● **Requirement**
Pictures appear in the records below; write out everything else exactly.

● **Excerpted records**

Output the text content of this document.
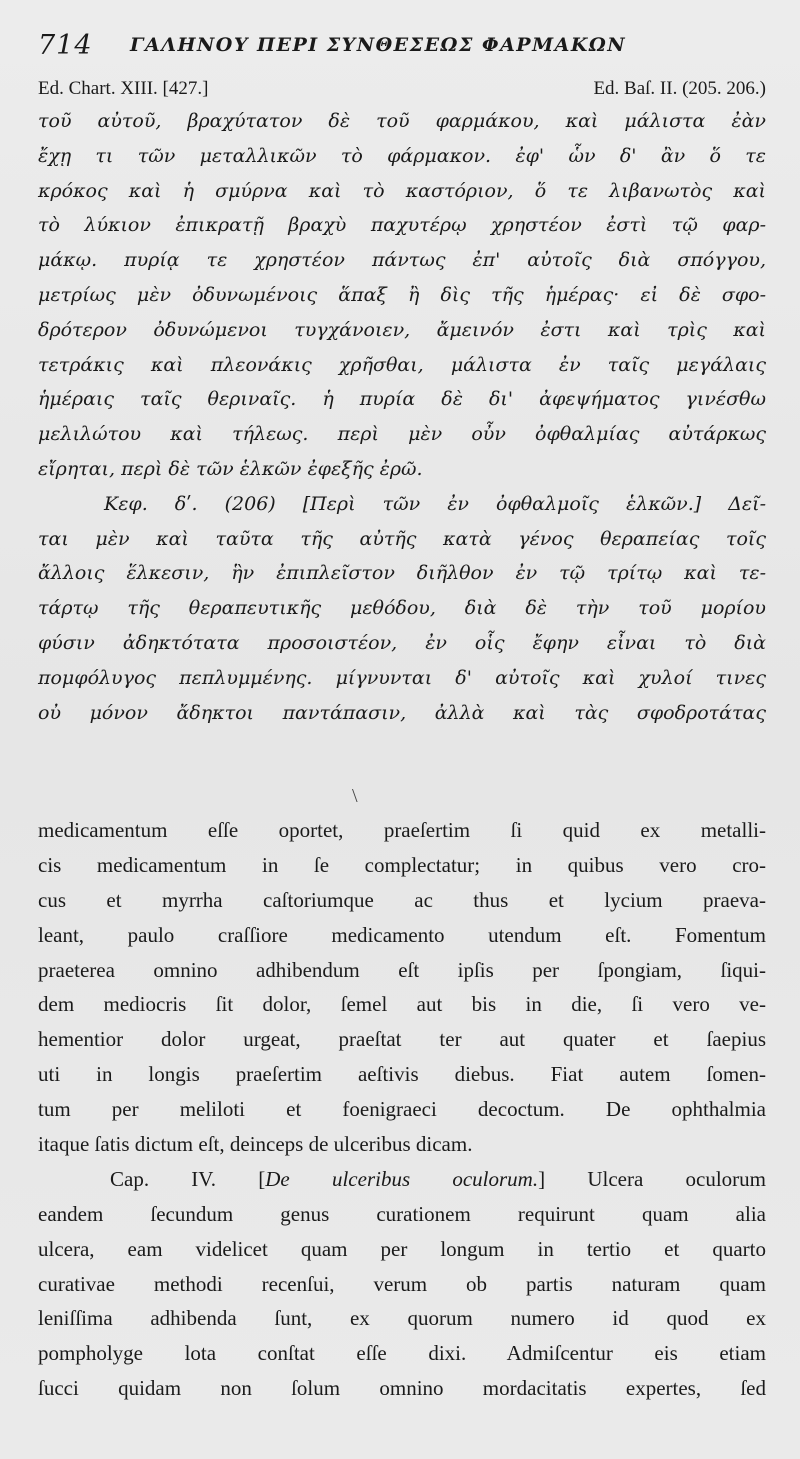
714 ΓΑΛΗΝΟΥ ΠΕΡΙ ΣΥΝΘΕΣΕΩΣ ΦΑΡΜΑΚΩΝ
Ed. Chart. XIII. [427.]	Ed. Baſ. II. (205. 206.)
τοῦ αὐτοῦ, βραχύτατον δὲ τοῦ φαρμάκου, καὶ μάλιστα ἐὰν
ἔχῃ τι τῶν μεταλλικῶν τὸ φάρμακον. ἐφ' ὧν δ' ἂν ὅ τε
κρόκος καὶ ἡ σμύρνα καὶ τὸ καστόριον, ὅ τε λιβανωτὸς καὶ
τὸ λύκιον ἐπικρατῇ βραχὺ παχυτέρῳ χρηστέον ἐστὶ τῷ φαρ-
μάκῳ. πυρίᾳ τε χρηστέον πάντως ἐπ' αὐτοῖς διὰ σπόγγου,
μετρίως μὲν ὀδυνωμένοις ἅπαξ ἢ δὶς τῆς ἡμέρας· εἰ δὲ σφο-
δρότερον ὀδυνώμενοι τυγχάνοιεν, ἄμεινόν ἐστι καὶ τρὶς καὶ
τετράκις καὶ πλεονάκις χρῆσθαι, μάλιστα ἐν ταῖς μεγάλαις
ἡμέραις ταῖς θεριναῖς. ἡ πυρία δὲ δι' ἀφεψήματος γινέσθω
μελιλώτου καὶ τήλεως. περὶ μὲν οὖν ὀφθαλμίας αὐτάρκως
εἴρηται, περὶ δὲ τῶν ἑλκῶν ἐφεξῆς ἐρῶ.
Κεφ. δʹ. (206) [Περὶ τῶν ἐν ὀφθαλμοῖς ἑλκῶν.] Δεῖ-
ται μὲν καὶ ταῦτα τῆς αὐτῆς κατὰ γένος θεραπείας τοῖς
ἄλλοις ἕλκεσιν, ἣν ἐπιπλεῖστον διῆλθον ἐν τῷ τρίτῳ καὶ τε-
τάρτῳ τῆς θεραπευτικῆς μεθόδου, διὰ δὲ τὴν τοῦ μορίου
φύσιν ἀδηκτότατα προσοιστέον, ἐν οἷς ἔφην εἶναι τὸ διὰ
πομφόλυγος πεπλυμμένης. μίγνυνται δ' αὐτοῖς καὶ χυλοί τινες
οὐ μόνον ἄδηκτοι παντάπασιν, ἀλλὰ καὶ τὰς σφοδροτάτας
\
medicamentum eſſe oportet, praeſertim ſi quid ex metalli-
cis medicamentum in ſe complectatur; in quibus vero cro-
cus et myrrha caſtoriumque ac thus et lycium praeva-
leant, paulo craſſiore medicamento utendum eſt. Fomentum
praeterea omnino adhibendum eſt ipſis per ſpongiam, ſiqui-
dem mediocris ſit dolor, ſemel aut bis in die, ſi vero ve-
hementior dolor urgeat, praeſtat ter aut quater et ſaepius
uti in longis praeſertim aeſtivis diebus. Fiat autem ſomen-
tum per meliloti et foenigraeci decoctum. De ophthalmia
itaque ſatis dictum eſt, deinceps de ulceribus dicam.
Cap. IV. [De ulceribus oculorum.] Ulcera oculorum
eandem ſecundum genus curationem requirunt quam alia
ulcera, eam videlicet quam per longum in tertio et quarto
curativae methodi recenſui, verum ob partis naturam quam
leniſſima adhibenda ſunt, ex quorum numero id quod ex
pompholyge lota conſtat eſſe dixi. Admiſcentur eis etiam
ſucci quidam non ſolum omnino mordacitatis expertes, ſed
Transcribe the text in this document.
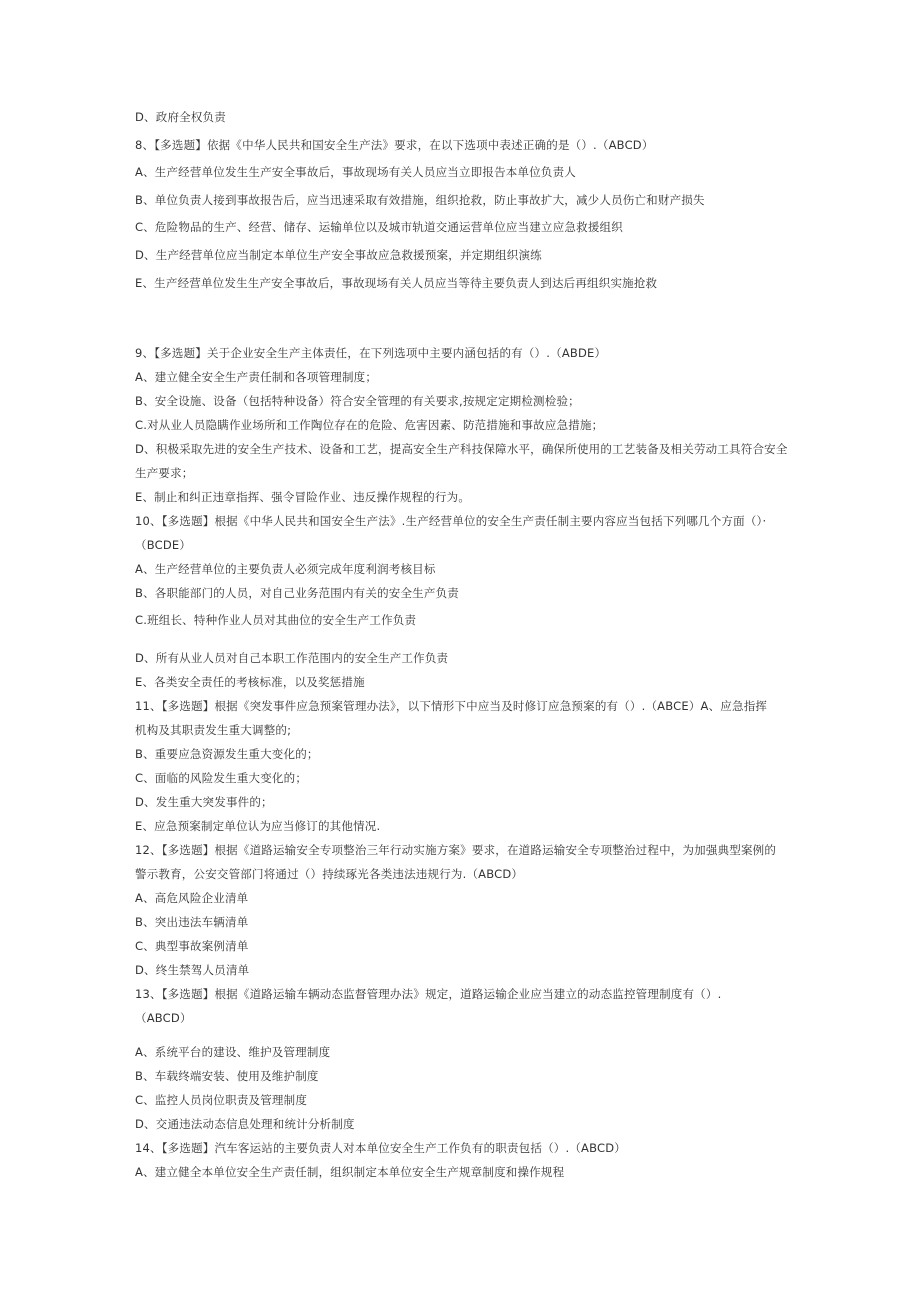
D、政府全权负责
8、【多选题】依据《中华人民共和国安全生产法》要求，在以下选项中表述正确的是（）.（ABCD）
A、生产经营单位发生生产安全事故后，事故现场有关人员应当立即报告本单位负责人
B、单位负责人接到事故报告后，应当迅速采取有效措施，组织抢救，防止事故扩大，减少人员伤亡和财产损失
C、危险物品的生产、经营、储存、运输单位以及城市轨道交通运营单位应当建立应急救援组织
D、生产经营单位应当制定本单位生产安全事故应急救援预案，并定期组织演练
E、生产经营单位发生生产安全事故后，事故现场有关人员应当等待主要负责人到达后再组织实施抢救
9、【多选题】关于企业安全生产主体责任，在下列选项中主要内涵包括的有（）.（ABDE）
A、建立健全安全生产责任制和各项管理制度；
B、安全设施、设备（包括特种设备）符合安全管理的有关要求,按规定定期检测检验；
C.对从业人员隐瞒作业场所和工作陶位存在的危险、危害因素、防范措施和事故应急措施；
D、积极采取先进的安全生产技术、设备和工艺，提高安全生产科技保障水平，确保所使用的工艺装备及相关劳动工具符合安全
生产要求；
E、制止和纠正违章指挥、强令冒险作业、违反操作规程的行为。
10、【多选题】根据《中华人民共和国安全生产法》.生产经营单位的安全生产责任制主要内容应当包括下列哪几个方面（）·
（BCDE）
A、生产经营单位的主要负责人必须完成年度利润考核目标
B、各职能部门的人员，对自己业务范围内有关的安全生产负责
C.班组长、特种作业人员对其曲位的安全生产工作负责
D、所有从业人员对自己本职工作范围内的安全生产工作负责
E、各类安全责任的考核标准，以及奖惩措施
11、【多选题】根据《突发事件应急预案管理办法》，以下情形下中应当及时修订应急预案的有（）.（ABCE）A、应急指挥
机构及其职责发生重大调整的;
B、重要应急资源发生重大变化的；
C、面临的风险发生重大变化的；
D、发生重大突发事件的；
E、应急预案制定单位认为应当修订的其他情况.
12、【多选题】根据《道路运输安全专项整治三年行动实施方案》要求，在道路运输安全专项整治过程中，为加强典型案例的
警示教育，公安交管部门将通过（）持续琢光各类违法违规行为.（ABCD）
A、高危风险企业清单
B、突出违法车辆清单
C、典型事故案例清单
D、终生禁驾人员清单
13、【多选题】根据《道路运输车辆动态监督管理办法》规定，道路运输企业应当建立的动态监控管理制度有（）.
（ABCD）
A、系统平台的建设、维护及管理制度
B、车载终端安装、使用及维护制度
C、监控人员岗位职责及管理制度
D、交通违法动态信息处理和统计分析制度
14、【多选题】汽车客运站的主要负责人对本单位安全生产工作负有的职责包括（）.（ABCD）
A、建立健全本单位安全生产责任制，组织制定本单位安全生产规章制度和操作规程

● **Correct answer**
Output the text content of this document.
714 ΓΑΛΗΝΟΥ ΠΕΡΙ ΣΥΝΘΕΣΕΩΣ ΦΑΡΜΑΚΩΝ
Ed. Chart. XIII. [427.]	Ed. Baſ. II. (205. 206.)
τοῦ αὐτοῦ, βραχύτατον δὲ τοῦ φαρμάκου, καὶ μάλιστα ἐὰν
ἔχῃ τι τῶν μεταλλικῶν τὸ φάρμακον. ἐφ' ὧν δ' ἂν ὅ τε
κρόκος καὶ ἡ σμύρνα καὶ τὸ καστόριον, ὅ τε λιβανωτὸς καὶ
τὸ λύκιον ἐπικρατῇ βραχὺ παχυτέρῳ χρηστέον ἐστὶ τῷ φαρ-
μάκῳ. πυρίᾳ τε χρηστέον πάντως ἐπ' αὐτοῖς διὰ σπόγγου,
μετρίως μὲν ὀδυνωμένοις ἅπαξ ἢ δὶς τῆς ἡμέρας· εἰ δὲ σφο-
δρότερον ὀδυνώμενοι τυγχάνοιεν, ἄμεινόν ἐστι καὶ τρὶς καὶ
τετράκις καὶ πλεονάκις χρῆσθαι, μάλιστα ἐν ταῖς μεγάλαις
ἡμέραις ταῖς θεριναῖς. ἡ πυρία δὲ δι' ἀφεψήματος γινέσθω
μελιλώτου καὶ τήλεως. περὶ μὲν οὖν ὀφθαλμίας αὐτάρκως
εἴρηται, περὶ δὲ τῶν ἑλκῶν ἐφεξῆς ἐρῶ.
Κεφ. δʹ. (206) [Περὶ τῶν ἐν ὀφθαλμοῖς ἑλκῶν.] Δεῖ-
ται μὲν καὶ ταῦτα τῆς αὐτῆς κατὰ γένος θεραπείας τοῖς
ἄλλοις ἕλκεσιν, ἣν ἐπιπλεῖστον διῆλθον ἐν τῷ τρίτῳ καὶ τε-
τάρτῳ τῆς θεραπευτικῆς μεθόδου, διὰ δὲ τὴν τοῦ μορίου
φύσιν ἀδηκτότατα προσοιστέον, ἐν οἷς ἔφην εἶναι τὸ διὰ
πομφόλυγος πεπλυμμένης. μίγνυνται δ' αὐτοῖς καὶ χυλοί τινες
οὐ μόνον ἄδηκτοι παντάπασιν, ἀλλὰ καὶ τὰς σφοδροτάτας
\
medicamentum eſſe oportet, praeſertim ſi quid ex metalli-
cis medicamentum in ſe complectatur; in quibus vero cro-
cus et myrrha caſtoriumque ac thus et lycium praeva-
leant, paulo craſſiore medicamento utendum eſt. Fomentum
praeterea omnino adhibendum eſt ipſis per ſpongiam, ſiqui-
dem mediocris ſit dolor, ſemel aut bis in die, ſi vero ve-
hementior dolor urgeat, praeſtat ter aut quater et ſaepius
uti in longis praeſertim aeſtivis diebus. Fiat autem ſomen-
tum per meliloti et foenigraeci decoctum. De ophthalmia
itaque ſatis dictum eſt, deinceps de ulceribus dicam.
Cap. IV. [De ulceribus oculorum.] Ulcera oculorum
eandem ſecundum genus curationem requirunt quam alia
ulcera, eam videlicet quam per longum in tertio et quarto
curativae methodi recenſui, verum ob partis naturam quam
leniſſima adhibenda ſunt, ex quorum numero id quod ex
pompholyge lota conſtat eſſe dixi. Admiſcentur eis etiam
ſucci quidam non ſolum omnino mordacitatis expertes, ſed
Transcribe the text in this document.
D、政府全权负责
8、【多选题】依据《中华人民共和国安全生产法》要求，在以下选项中表述正确的是（）.（ABCD）
A、生产经营单位发生生产安全事故后，事故现场有关人员应当立即报告本单位负责人
B、单位负责人接到事故报告后，应当迅速采取有效措施，组织抢救，防止事故扩大，减少人员伤亡和财产损失
C、危险物品的生产、经营、储存、运输单位以及城市轨道交通运营单位应当建立应急救援组织
D、生产经营单位应当制定本单位生产安全事故应急救援预案，并定期组织演练
E、生产经营单位发生生产安全事故后，事故现场有关人员应当等待主要负责人到达后再组织实施抢救
9、【多选题】关于企业安全生产主体责任，在下列选项中主要内涵包括的有（）.（ABDE）
A、建立健全安全生产责任制和各项管理制度；
B、安全设施、设备（包括特种设备）符合安全管理的有关要求,按规定定期检测检验；
C.对从业人员隐瞒作业场所和工作陶位存在的危险、危害因素、防范措施和事故应急措施；
D、积极采取先进的安全生产技术、设备和工艺，提高安全生产科技保障水平，确保所使用的工艺装备及相关劳动工具符合安全
生产要求；
E、制止和纠正违章指挥、强令冒险作业、违反操作规程的行为。
10、【多选题】根据《中华人民共和国安全生产法》.生产经营单位的安全生产责任制主要内容应当包括下列哪几个方面（）·
（BCDE）
A、生产经营单位的主要负责人必须完成年度利润考核目标
B、各职能部门的人员，对自己业务范围内有关的安全生产负责
C.班组长、特种作业人员对其曲位的安全生产工作负责
D、所有从业人员对自己本职工作范围内的安全生产工作负责
E、各类安全责任的考核标准，以及奖惩措施
11、【多选题】根据《突发事件应急预案管理办法》，以下情形下中应当及时修订应急预案的有（）.（ABCE）A、应急指挥
机构及其职责发生重大调整的;
B、重要应急资源发生重大变化的；
C、面临的风险发生重大变化的；
D、发生重大突发事件的；
E、应急预案制定单位认为应当修订的其他情况.
12、【多选题】根据《道路运输安全专项整治三年行动实施方案》要求，在道路运输安全专项整治过程中，为加强典型案例的
警示教育，公安交管部门将通过（）持续琢光各类违法违规行为.（ABCD）
A、高危风险企业清单
B、突出违法车辆清单
C、典型事故案例清单
D、终生禁驾人员清单
13、【多选题】根据《道路运输车辆动态监督管理办法》规定，道路运输企业应当建立的动态监控管理制度有（）.
（ABCD）
A、系统平台的建设、维护及管理制度
B、车载终端安装、使用及维护制度
C、监控人员岗位职责及管理制度
D、交通违法动态信息处理和统计分析制度
14、【多选题】汽车客运站的主要负责人对本单位安全生产工作负有的职责包括（）.（ABCD）
A、建立健全本单位安全生产责任制，组织制定本单位安全生产规章制度和操作规程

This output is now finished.